(Stated exercise) Extract, exactly and without pictures, every line from the one that includes "Extract the structured" through the final line of the material below.

(Records for the exercise)

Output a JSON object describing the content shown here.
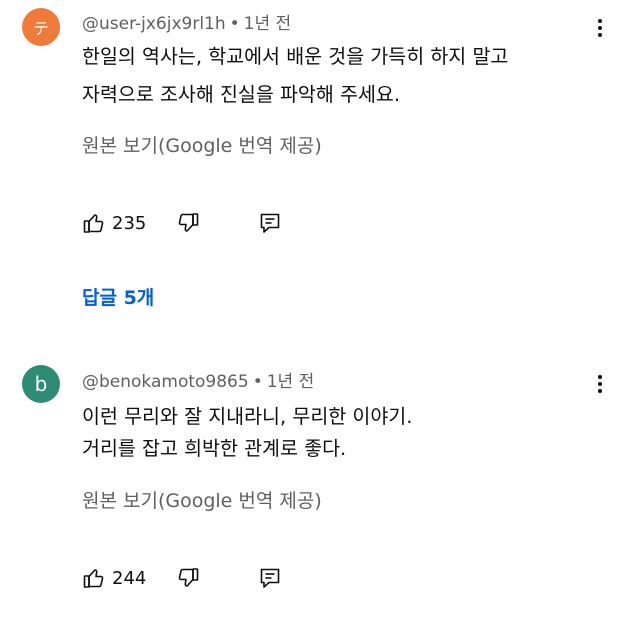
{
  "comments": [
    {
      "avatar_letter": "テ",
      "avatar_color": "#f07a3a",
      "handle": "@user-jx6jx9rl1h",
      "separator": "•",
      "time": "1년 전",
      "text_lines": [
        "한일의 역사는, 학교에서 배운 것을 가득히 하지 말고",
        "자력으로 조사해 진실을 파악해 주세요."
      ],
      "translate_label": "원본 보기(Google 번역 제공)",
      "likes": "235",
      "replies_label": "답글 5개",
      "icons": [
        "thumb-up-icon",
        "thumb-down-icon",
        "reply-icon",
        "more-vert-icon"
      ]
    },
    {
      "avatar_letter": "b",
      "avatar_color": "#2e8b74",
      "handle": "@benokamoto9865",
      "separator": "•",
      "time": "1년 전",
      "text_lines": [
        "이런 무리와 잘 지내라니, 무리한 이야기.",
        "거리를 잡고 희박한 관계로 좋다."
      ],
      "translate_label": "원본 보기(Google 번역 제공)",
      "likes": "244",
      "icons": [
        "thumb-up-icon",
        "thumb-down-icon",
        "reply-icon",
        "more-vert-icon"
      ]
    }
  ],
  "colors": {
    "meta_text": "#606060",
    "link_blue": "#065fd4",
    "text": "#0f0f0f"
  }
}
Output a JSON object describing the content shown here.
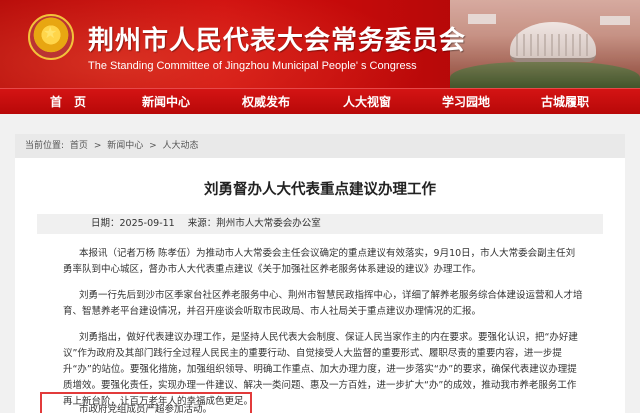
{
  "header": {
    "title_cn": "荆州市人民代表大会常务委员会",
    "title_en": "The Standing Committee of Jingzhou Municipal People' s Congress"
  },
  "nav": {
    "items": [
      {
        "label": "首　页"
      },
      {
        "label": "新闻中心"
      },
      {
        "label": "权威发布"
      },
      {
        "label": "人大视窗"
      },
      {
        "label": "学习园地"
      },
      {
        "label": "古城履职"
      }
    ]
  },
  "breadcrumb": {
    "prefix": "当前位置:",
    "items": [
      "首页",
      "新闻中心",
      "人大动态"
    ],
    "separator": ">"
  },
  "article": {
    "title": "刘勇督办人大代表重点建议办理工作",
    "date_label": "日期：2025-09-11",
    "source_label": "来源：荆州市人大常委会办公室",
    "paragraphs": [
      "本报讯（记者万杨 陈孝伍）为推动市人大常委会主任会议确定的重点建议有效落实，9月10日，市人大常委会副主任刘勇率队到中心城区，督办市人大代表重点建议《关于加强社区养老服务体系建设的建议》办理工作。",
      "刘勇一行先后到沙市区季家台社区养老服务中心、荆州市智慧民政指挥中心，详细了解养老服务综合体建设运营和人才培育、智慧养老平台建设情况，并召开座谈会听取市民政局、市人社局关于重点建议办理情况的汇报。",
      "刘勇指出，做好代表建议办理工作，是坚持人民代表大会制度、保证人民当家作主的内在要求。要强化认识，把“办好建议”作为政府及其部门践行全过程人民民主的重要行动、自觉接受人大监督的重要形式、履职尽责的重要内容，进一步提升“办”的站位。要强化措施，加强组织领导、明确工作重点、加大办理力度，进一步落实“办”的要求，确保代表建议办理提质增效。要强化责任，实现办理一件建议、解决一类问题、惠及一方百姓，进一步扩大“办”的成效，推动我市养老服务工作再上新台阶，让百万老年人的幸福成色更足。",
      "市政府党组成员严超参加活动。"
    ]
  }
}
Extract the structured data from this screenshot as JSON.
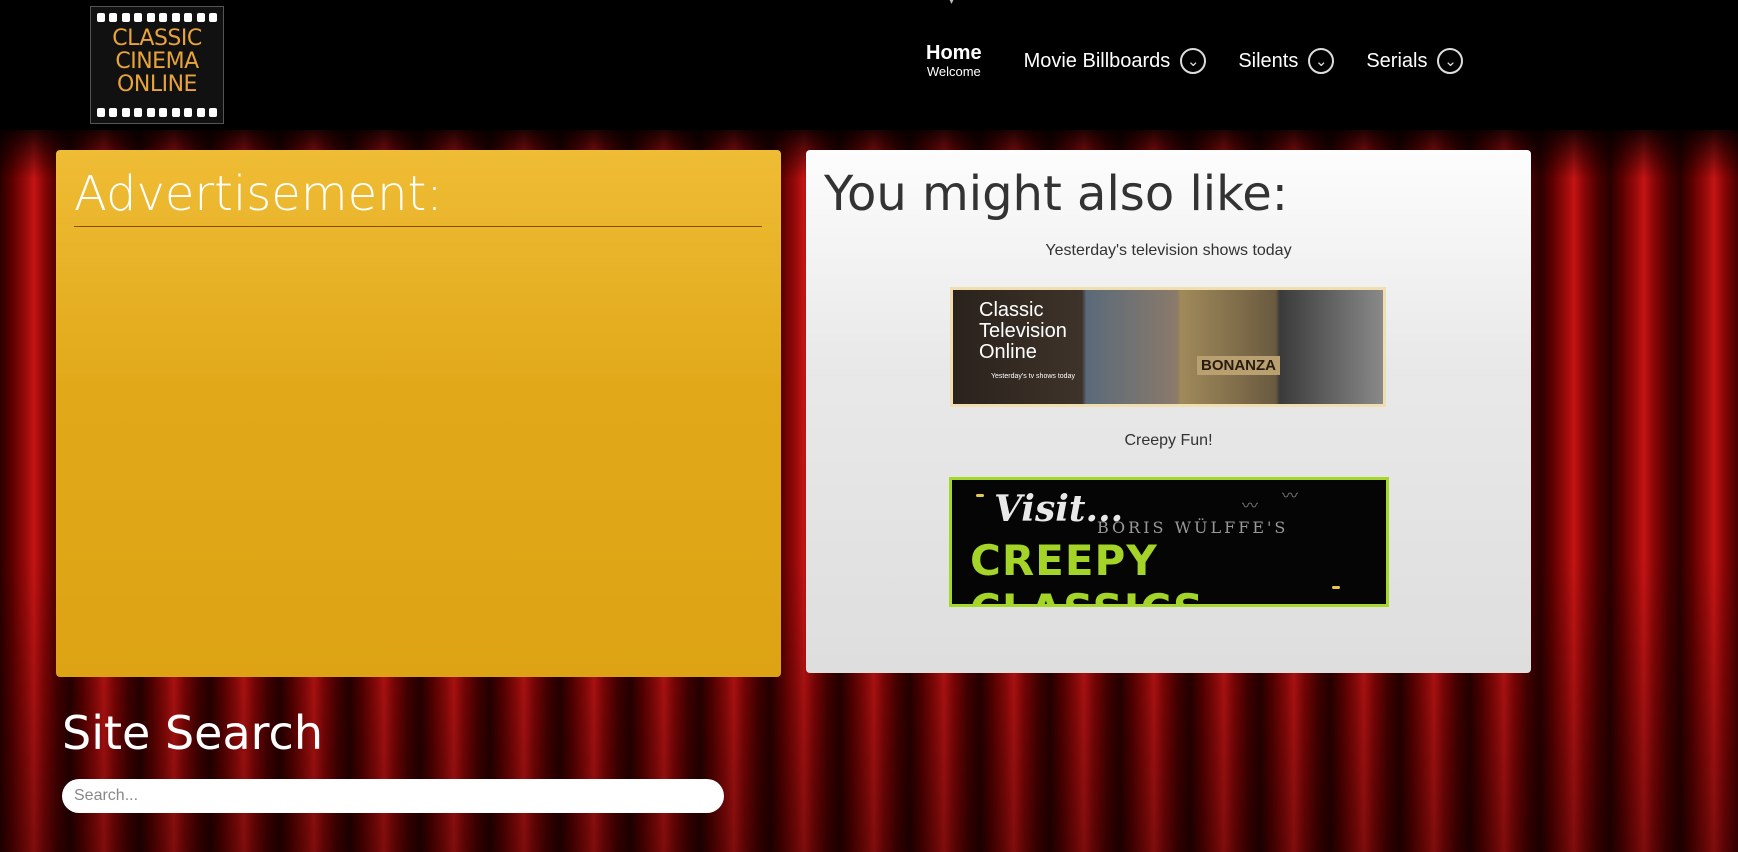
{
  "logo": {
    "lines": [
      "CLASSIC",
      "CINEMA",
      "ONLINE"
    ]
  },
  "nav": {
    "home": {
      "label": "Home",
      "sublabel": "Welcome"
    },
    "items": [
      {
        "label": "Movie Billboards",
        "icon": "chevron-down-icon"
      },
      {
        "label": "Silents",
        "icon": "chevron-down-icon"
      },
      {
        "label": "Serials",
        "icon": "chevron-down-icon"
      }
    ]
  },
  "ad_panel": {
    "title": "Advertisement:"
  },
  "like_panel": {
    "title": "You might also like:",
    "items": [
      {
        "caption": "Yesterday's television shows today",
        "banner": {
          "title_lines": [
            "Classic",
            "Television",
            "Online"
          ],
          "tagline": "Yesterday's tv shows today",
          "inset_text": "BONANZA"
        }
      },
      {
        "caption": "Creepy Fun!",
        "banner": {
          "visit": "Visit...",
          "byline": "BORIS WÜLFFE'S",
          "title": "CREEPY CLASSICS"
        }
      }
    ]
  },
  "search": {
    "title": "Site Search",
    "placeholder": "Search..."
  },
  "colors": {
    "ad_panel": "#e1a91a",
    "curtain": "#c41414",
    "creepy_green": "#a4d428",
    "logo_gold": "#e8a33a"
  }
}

(Exercise answer)
Extract the structured data from this screenshot as JSON.
{
  "logo": {
    "lines": [
      "CLASSIC",
      "CINEMA",
      "ONLINE"
    ]
  },
  "nav": {
    "home": {
      "label": "Home",
      "sublabel": "Welcome"
    },
    "items": [
      {
        "label": "Movie Billboards",
        "icon": "chevron-down-icon"
      },
      {
        "label": "Silents",
        "icon": "chevron-down-icon"
      },
      {
        "label": "Serials",
        "icon": "chevron-down-icon"
      }
    ]
  },
  "ad_panel": {
    "title": "Advertisement:"
  },
  "like_panel": {
    "title": "You might also like:",
    "items": [
      {
        "caption": "Yesterday's television shows today",
        "banner": {
          "title_lines": [
            "Classic",
            "Television",
            "Online"
          ],
          "tagline": "Yesterday's tv shows today",
          "inset_text": "BONANZA"
        }
      },
      {
        "caption": "Creepy Fun!",
        "banner": {
          "visit": "Visit...",
          "byline": "BORIS WÜLFFE'S",
          "title": "CREEPY CLASSICS"
        }
      }
    ]
  },
  "search": {
    "title": "Site Search",
    "placeholder": "Search..."
  },
  "colors": {
    "ad_panel": "#e1a91a",
    "curtain": "#c41414",
    "creepy_green": "#a4d428",
    "logo_gold": "#e8a33a"
  }
}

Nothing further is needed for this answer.